### Aim
Set down each entry from the block beneath, exactly as written.

### Entries provided
= = = = = = =

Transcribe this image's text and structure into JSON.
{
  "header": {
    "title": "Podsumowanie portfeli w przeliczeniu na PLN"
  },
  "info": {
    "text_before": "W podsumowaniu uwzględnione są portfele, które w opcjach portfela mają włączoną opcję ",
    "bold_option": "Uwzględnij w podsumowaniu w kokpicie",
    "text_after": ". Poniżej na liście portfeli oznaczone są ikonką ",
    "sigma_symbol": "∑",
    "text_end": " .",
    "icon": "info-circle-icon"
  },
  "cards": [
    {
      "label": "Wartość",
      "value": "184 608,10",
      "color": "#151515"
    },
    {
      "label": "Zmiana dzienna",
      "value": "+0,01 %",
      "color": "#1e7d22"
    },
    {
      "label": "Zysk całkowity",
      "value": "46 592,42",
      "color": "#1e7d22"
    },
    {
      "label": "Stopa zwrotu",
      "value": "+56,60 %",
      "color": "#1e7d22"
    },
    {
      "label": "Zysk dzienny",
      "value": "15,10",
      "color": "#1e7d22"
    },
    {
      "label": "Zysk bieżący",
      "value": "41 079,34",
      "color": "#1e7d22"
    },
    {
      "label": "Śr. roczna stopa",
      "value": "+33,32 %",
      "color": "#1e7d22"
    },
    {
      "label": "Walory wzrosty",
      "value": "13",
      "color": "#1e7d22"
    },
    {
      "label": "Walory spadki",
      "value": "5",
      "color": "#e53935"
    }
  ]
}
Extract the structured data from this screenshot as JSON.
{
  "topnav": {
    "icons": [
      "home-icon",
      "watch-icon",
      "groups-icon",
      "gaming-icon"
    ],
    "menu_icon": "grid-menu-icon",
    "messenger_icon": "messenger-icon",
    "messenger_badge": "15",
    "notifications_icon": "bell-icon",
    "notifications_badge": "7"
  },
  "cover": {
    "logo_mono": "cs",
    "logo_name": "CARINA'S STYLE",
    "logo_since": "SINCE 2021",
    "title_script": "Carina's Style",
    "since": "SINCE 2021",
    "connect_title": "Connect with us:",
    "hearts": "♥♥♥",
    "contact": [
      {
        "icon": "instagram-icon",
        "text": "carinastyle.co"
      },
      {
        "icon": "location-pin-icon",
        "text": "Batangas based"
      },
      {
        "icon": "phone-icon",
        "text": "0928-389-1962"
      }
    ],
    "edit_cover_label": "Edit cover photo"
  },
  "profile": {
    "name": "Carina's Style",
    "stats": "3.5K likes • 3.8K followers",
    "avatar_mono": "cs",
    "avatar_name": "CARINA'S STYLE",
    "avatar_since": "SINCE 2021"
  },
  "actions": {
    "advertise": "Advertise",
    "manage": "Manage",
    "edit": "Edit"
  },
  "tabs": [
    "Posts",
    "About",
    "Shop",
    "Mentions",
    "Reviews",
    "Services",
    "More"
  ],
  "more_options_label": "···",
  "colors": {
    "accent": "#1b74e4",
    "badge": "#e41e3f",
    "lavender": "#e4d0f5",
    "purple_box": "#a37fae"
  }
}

= = = = = = =

### Response
Transcribe this image's text and structure into JSON.
{
  "header": {
    "title": "Podsumowanie portfeli w przeliczeniu na PLN"
  },
  "info": {
    "text_before": "W podsumowaniu uwzględnione są portfele, które w opcjach portfela mają włączoną opcję ",
    "bold_option": "Uwzględnij w podsumowaniu w kokpicie",
    "text_after": ". Poniżej na liście portfeli oznaczone są ikonką ",
    "sigma_symbol": "∑",
    "text_end": " .",
    "icon": "info-circle-icon"
  },
  "cards": [
    {
      "label": "Wartość",
      "value": "184 608,10",
      "color": "#151515"
    },
    {
      "label": "Zmiana dzienna",
      "value": "+0,01 %",
      "color": "#1e7d22"
    },
    {
      "label": "Zysk całkowity",
      "value": "46 592,42",
      "color": "#1e7d22"
    },
    {
      "label": "Stopa zwrotu",
      "value": "+56,60 %",
      "color": "#1e7d22"
    },
    {
      "label": "Zysk dzienny",
      "value": "15,10",
      "color": "#1e7d22"
    },
    {
      "label": "Zysk bieżący",
      "value": "41 079,34",
      "color": "#1e7d22"
    },
    {
      "label": "Śr. roczna stopa",
      "value": "+33,32 %",
      "color": "#1e7d22"
    },
    {
      "label": "Walory wzrosty",
      "value": "13",
      "color": "#1e7d22"
    },
    {
      "label": "Walory spadki",
      "value": "5",
      "color": "#e53935"
    }
  ]
}
Extract the structured data from this screenshot as JSON.
{
  "topnav": {
    "icons": [
      "home-icon",
      "watch-icon",
      "groups-icon",
      "gaming-icon"
    ],
    "menu_icon": "grid-menu-icon",
    "messenger_icon": "messenger-icon",
    "messenger_badge": "15",
    "notifications_icon": "bell-icon",
    "notifications_badge": "7"
  },
  "cover": {
    "logo_mono": "cs",
    "logo_name": "CARINA'S STYLE",
    "logo_since": "SINCE 2021",
    "title_script": "Carina's Style",
    "since": "SINCE 2021",
    "connect_title": "Connect with us:",
    "hearts": "♥♥♥",
    "contact": [
      {
        "icon": "instagram-icon",
        "text": "carinastyle.co"
      },
      {
        "icon": "location-pin-icon",
        "text": "Batangas based"
      },
      {
        "icon": "phone-icon",
        "text": "0928-389-1962"
      }
    ],
    "edit_cover_label": "Edit cover photo"
  },
  "profile": {
    "name": "Carina's Style",
    "stats": "3.5K likes • 3.8K followers",
    "avatar_mono": "cs",
    "avatar_name": "CARINA'S STYLE",
    "avatar_since": "SINCE 2021"
  },
  "actions": {
    "advertise": "Advertise",
    "manage": "Manage",
    "edit": "Edit"
  },
  "tabs": [
    "Posts",
    "About",
    "Shop",
    "Mentions",
    "Reviews",
    "Services",
    "More"
  ],
  "more_options_label": "···",
  "colors": {
    "accent": "#1b74e4",
    "badge": "#e41e3f",
    "lavender": "#e4d0f5",
    "purple_box": "#a37fae"
  }
}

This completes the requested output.